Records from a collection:
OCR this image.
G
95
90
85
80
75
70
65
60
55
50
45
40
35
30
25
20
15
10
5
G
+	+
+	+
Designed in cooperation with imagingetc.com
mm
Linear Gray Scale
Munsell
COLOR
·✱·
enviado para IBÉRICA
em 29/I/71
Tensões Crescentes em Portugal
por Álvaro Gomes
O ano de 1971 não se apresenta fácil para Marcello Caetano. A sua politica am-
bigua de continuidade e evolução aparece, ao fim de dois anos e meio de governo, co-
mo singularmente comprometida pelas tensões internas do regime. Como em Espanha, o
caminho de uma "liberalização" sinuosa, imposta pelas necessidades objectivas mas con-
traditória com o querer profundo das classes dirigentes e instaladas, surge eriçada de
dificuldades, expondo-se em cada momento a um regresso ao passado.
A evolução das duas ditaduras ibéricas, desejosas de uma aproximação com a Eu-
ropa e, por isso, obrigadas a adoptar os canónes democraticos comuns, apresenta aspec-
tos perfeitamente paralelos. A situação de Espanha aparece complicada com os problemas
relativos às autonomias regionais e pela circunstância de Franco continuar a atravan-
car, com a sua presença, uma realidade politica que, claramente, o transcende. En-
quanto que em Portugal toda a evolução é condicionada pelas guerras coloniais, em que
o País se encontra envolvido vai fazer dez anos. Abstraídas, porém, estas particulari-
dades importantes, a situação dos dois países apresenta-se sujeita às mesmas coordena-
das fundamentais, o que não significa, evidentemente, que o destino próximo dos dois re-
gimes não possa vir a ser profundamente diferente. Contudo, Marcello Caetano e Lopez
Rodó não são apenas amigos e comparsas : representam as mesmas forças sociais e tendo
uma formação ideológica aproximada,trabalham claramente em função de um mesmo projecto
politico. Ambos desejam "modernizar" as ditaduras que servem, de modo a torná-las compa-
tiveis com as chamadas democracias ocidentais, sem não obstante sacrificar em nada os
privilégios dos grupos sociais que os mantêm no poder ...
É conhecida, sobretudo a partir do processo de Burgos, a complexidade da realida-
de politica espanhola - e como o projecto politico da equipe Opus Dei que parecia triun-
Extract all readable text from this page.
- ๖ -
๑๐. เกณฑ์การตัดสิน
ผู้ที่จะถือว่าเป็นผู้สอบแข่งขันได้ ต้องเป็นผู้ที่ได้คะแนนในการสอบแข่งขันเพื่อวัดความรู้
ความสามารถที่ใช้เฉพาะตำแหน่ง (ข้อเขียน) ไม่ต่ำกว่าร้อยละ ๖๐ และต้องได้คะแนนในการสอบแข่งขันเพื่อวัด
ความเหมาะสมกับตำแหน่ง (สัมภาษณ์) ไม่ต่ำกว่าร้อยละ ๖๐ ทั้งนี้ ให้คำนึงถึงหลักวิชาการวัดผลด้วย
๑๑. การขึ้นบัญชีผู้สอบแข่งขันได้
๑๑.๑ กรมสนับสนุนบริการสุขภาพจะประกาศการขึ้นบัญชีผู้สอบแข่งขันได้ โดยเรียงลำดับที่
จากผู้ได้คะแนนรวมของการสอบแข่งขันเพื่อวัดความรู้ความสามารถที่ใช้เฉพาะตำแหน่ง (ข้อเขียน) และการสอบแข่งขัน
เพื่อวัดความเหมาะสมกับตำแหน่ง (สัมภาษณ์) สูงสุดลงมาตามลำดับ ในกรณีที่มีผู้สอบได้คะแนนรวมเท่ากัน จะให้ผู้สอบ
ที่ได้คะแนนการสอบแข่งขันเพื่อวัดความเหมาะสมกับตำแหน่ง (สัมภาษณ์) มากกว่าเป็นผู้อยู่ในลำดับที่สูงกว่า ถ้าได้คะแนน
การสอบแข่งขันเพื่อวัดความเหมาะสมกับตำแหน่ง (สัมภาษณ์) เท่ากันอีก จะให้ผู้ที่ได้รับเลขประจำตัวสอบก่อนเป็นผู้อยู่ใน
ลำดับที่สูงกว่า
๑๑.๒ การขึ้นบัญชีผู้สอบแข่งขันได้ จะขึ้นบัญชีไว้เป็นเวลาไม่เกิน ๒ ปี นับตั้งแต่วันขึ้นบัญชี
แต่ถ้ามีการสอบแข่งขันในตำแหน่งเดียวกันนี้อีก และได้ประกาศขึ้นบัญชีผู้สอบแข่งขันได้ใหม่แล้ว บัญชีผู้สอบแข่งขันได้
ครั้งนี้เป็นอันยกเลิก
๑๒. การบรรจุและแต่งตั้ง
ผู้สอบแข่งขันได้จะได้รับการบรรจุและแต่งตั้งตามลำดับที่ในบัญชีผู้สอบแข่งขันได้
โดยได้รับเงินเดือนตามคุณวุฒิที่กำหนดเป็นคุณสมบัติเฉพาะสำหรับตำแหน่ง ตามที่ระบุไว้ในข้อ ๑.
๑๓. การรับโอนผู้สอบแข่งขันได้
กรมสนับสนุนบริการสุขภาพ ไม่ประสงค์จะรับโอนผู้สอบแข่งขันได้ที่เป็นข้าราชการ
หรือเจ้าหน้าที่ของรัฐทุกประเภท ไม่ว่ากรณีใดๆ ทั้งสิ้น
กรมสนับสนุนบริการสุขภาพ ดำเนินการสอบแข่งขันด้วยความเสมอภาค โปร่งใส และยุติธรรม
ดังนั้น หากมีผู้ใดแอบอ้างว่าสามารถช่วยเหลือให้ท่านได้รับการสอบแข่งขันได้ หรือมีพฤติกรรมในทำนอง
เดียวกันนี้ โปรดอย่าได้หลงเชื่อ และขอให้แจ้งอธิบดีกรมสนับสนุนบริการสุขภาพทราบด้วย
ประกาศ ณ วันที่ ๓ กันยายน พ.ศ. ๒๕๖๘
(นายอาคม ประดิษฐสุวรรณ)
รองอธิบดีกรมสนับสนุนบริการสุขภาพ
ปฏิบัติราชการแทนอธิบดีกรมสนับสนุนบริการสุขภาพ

» Written instruction
Search the preceding listing for the word "mesmas" and pull out every line that holds it.

» Task result
dades importantes, a situação dos dois países apresenta-se sujeita às mesmas coordena-
Rodó não são apenas amigos e comparsas : representam as mesmas forças sociais e tendo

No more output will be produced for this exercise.